From the records below, extract all the text exactly and leave the images behind.

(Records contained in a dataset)
:::

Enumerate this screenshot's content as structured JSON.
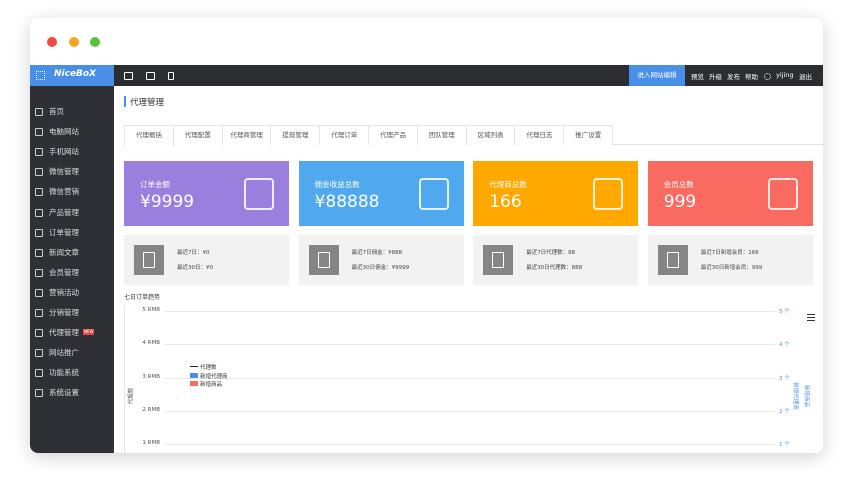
{
  "window": {
    "logo": "NiceBoX"
  },
  "topbar": {
    "edit_button": "进入网站编辑",
    "links": [
      "预览",
      "升级",
      "发布",
      "帮助"
    ],
    "user": "yijing",
    "logout": "退出"
  },
  "sidebar": {
    "items": [
      "首页",
      "电脑网站",
      "手机网站",
      "微信管理",
      "微信营销",
      "产品管理",
      "订单管理",
      "新闻文章",
      "会员管理",
      "营销活动",
      "分销管理",
      "代理管理",
      "网站推广",
      "功能系统",
      "系统设置"
    ],
    "badge": "NEW"
  },
  "page": {
    "title": "代理管理",
    "tabs": [
      "代理概括",
      "代理配置",
      "代理商管理",
      "提现管理",
      "代理订单",
      "代理产品",
      "团队管理",
      "区域列表",
      "代理日志",
      "推广设置"
    ]
  },
  "cards": [
    {
      "label": "订单金额",
      "value": "¥9999",
      "stats": [
        "最近7日：¥0",
        "最近30日：¥0"
      ]
    },
    {
      "label": "佣金收益总数",
      "value": "¥88888",
      "stats": [
        "最近7日佣金：¥888",
        "最近30日佣金：¥9999"
      ]
    },
    {
      "label": "代理商总数",
      "value": "166",
      "stats": [
        "最近7日代理数：88",
        "最近30日代理数：888"
      ]
    },
    {
      "label": "会员总数",
      "value": "999",
      "stats": [
        "最近7日新增会员：166",
        "最近30日新增会员：999"
      ]
    }
  ],
  "chart": {
    "title": "七日订单趋势",
    "left_ticks": [
      "5 RMB",
      "4 RMB",
      "3 RMB",
      "2 RMB",
      "1 RMB"
    ],
    "right_ticks": [
      "5 个",
      "4 个",
      "3 个",
      "2 个",
      "1 个"
    ],
    "y_label": "代理数",
    "legend": [
      "代理数",
      "新增代理商",
      "新增商品"
    ],
    "right_labels": [
      "新增代理商",
      "新增商品"
    ]
  }
}
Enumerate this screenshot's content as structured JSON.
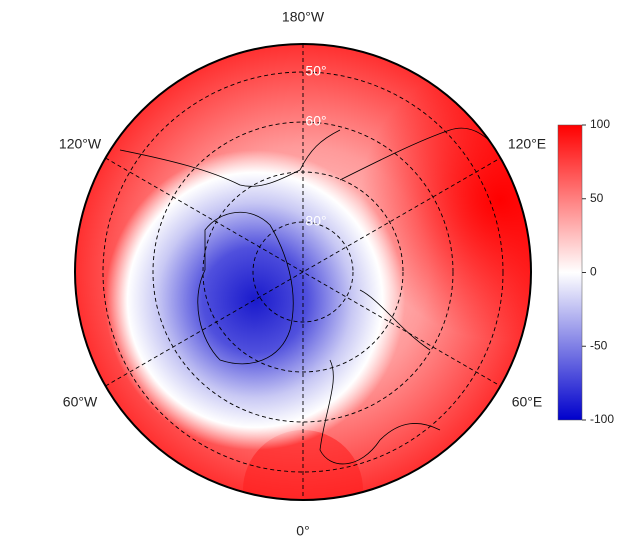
{
  "map": {
    "longitude_labels": [
      "180°W",
      "120°W",
      "120°E",
      "60°W",
      "60°E",
      "0°"
    ],
    "latitude_labels": [
      "50°",
      "60°",
      "80°"
    ],
    "colorbar": {
      "lim": [
        -100,
        100
      ],
      "ticks": [
        100,
        50,
        0,
        -50,
        -100
      ],
      "colors": [
        "#0000cc",
        "#ffffff",
        "#ff0000"
      ]
    }
  }
}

:::

__Exercise answer__.
Enumerate this screenshot's content as structured JSON.
{
  "window": {
    "logo": "NiceBoX"
  },
  "topbar": {
    "edit_button": "进入网站编辑",
    "links": [
      "预览",
      "升级",
      "发布",
      "帮助"
    ],
    "user": "yijing",
    "logout": "退出"
  },
  "sidebar": {
    "items": [
      "首页",
      "电脑网站",
      "手机网站",
      "微信管理",
      "微信营销",
      "产品管理",
      "订单管理",
      "新闻文章",
      "会员管理",
      "营销活动",
      "分销管理",
      "代理管理",
      "网站推广",
      "功能系统",
      "系统设置"
    ],
    "badge": "NEW"
  },
  "page": {
    "title": "代理管理",
    "tabs": [
      "代理概括",
      "代理配置",
      "代理商管理",
      "提现管理",
      "代理订单",
      "代理产品",
      "团队管理",
      "区域列表",
      "代理日志",
      "推广设置"
    ]
  },
  "cards": [
    {
      "label": "订单金额",
      "value": "¥9999",
      "stats": [
        "最近7日：¥0",
        "最近30日：¥0"
      ]
    },
    {
      "label": "佣金收益总数",
      "value": "¥88888",
      "stats": [
        "最近7日佣金：¥888",
        "最近30日佣金：¥9999"
      ]
    },
    {
      "label": "代理商总数",
      "value": "166",
      "stats": [
        "最近7日代理数：88",
        "最近30日代理数：888"
      ]
    },
    {
      "label": "会员总数",
      "value": "999",
      "stats": [
        "最近7日新增会员：166",
        "最近30日新增会员：999"
      ]
    }
  ],
  "chart": {
    "title": "七日订单趋势",
    "left_ticks": [
      "5 RMB",
      "4 RMB",
      "3 RMB",
      "2 RMB",
      "1 RMB"
    ],
    "right_ticks": [
      "5 个",
      "4 个",
      "3 个",
      "2 个",
      "1 个"
    ],
    "y_label": "代理数",
    "legend": [
      "代理数",
      "新增代理商",
      "新增商品"
    ],
    "right_labels": [
      "新增代理商",
      "新增商品"
    ]
  }
}
Enumerate this screenshot's content as structured JSON.
{
  "map": {
    "longitude_labels": [
      "180°W",
      "120°W",
      "120°E",
      "60°W",
      "60°E",
      "0°"
    ],
    "latitude_labels": [
      "50°",
      "60°",
      "80°"
    ],
    "colorbar": {
      "lim": [
        -100,
        100
      ],
      "ticks": [
        100,
        50,
        0,
        -50,
        -100
      ],
      "colors": [
        "#0000cc",
        "#ffffff",
        "#ff0000"
      ]
    }
  }
}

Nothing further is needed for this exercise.